START

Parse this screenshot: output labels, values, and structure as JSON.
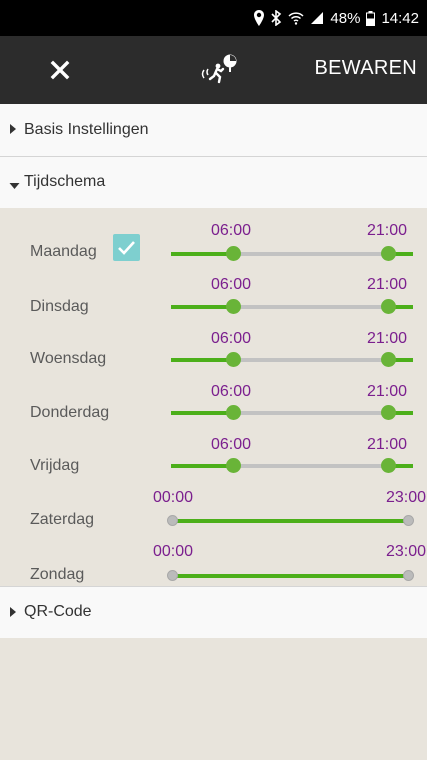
{
  "status_bar": {
    "battery": "48%",
    "time": "14:42",
    "icons": [
      "location-icon",
      "bluetooth-icon",
      "wifi-icon",
      "signal-icon",
      "battery-icon"
    ]
  },
  "app_bar": {
    "close_icon": "close-icon",
    "center_icon": "motion-sensor-icon",
    "save_label": "BEWAREN"
  },
  "sections": {
    "basis": {
      "label": "Basis Instellingen",
      "expanded": false
    },
    "schedule": {
      "label": "Tijdschema",
      "expanded": true
    },
    "qr": {
      "label": "QR-Code",
      "expanded": false
    }
  },
  "schedule": [
    {
      "day": "Maandag",
      "start": "06:00",
      "end": "21:00",
      "checked": true
    },
    {
      "day": "Dinsdag",
      "start": "06:00",
      "end": "21:00"
    },
    {
      "day": "Woensdag",
      "start": "06:00",
      "end": "21:00"
    },
    {
      "day": "Donderdag",
      "start": "06:00",
      "end": "21:00"
    },
    {
      "day": "Vrijdag",
      "start": "06:00",
      "end": "21:00"
    },
    {
      "day": "Zaterdag",
      "start": "00:00",
      "end": "23:00"
    },
    {
      "day": "Zondag",
      "start": "00:00",
      "end": "23:00"
    }
  ],
  "colors": {
    "accent_green": "#4caf1a",
    "time_purple": "#7b1f8e",
    "checkbox_teal": "#7ecfcf"
  }
}
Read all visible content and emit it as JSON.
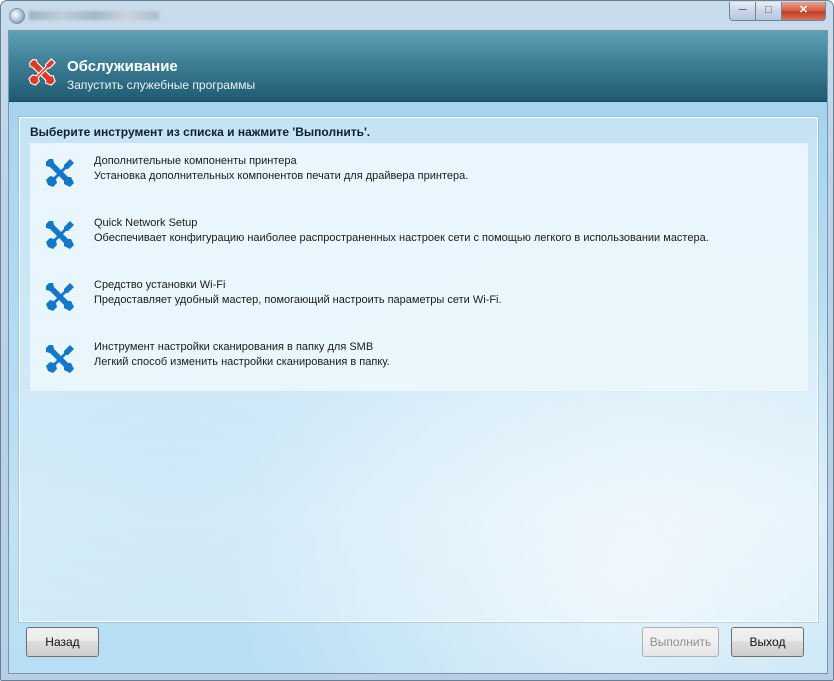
{
  "window": {
    "title": "",
    "minimize_glyph": "─",
    "maximize_glyph": "□",
    "close_glyph": "✕"
  },
  "header": {
    "title": "Обслуживание",
    "subtitle": "Запустить служебные программы",
    "icon": "wrench-screwdriver-icon",
    "icon_color": "#e03a26"
  },
  "panel": {
    "heading": "Выберите инструмент из списка и нажмите 'Выполнить'."
  },
  "tools": [
    {
      "name": "Дополнительные компоненты принтера",
      "description": "Установка дополнительных компонентов печати для драйвера принтера.",
      "icon": "tools-icon"
    },
    {
      "name": "Quick Network Setup",
      "description": "Обеспечивает конфигурацию наиболее распространенных настроек сети с помощью легкого в использовании мастера.",
      "icon": "tools-icon"
    },
    {
      "name": "Средство установки Wi-Fi",
      "description": "Предоставляет удобный мастер, помогающий настроить параметры сети Wi-Fi.",
      "icon": "tools-icon"
    },
    {
      "name": "Инструмент настройки сканирования в папку для SMB",
      "description": "Легкий способ изменить настройки сканирования в папку.",
      "icon": "tools-icon"
    }
  ],
  "tool_icon_color": "#1478c8",
  "buttons": {
    "back": "Назад",
    "run": "Выполнить",
    "run_enabled": false,
    "exit": "Выход"
  }
}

END

[WRITTEN PROBLEM]
Restate the whole listing above exactly, except for its images.

[PROBLEM SOLUTION]
Parse this screenshot: output labels, values, and structure as JSON.
{
  "status_bar": {
    "battery": "48%",
    "time": "14:42",
    "icons": [
      "location-icon",
      "bluetooth-icon",
      "wifi-icon",
      "signal-icon",
      "battery-icon"
    ]
  },
  "app_bar": {
    "close_icon": "close-icon",
    "center_icon": "motion-sensor-icon",
    "save_label": "BEWAREN"
  },
  "sections": {
    "basis": {
      "label": "Basis Instellingen",
      "expanded": false
    },
    "schedule": {
      "label": "Tijdschema",
      "expanded": true
    },
    "qr": {
      "label": "QR-Code",
      "expanded": false
    }
  },
  "schedule": [
    {
      "day": "Maandag",
      "start": "06:00",
      "end": "21:00",
      "checked": true
    },
    {
      "day": "Dinsdag",
      "start": "06:00",
      "end": "21:00"
    },
    {
      "day": "Woensdag",
      "start": "06:00",
      "end": "21:00"
    },
    {
      "day": "Donderdag",
      "start": "06:00",
      "end": "21:00"
    },
    {
      "day": "Vrijdag",
      "start": "06:00",
      "end": "21:00"
    },
    {
      "day": "Zaterdag",
      "start": "00:00",
      "end": "23:00"
    },
    {
      "day": "Zondag",
      "start": "00:00",
      "end": "23:00"
    }
  ],
  "colors": {
    "accent_green": "#4caf1a",
    "time_purple": "#7b1f8e",
    "checkbox_teal": "#7ecfcf"
  }
}
Read all visible content and emit it as JSON.
{
  "window": {
    "title": "",
    "minimize_glyph": "─",
    "maximize_glyph": "□",
    "close_glyph": "✕"
  },
  "header": {
    "title": "Обслуживание",
    "subtitle": "Запустить служебные программы",
    "icon": "wrench-screwdriver-icon",
    "icon_color": "#e03a26"
  },
  "panel": {
    "heading": "Выберите инструмент из списка и нажмите 'Выполнить'."
  },
  "tools": [
    {
      "name": "Дополнительные компоненты принтера",
      "description": "Установка дополнительных компонентов печати для драйвера принтера.",
      "icon": "tools-icon"
    },
    {
      "name": "Quick Network Setup",
      "description": "Обеспечивает конфигурацию наиболее распространенных настроек сети с помощью легкого в использовании мастера.",
      "icon": "tools-icon"
    },
    {
      "name": "Средство установки Wi-Fi",
      "description": "Предоставляет удобный мастер, помогающий настроить параметры сети Wi-Fi.",
      "icon": "tools-icon"
    },
    {
      "name": "Инструмент настройки сканирования в папку для SMB",
      "description": "Легкий способ изменить настройки сканирования в папку.",
      "icon": "tools-icon"
    }
  ],
  "tool_icon_color": "#1478c8",
  "buttons": {
    "back": "Назад",
    "run": "Выполнить",
    "run_enabled": false,
    "exit": "Выход"
  }
}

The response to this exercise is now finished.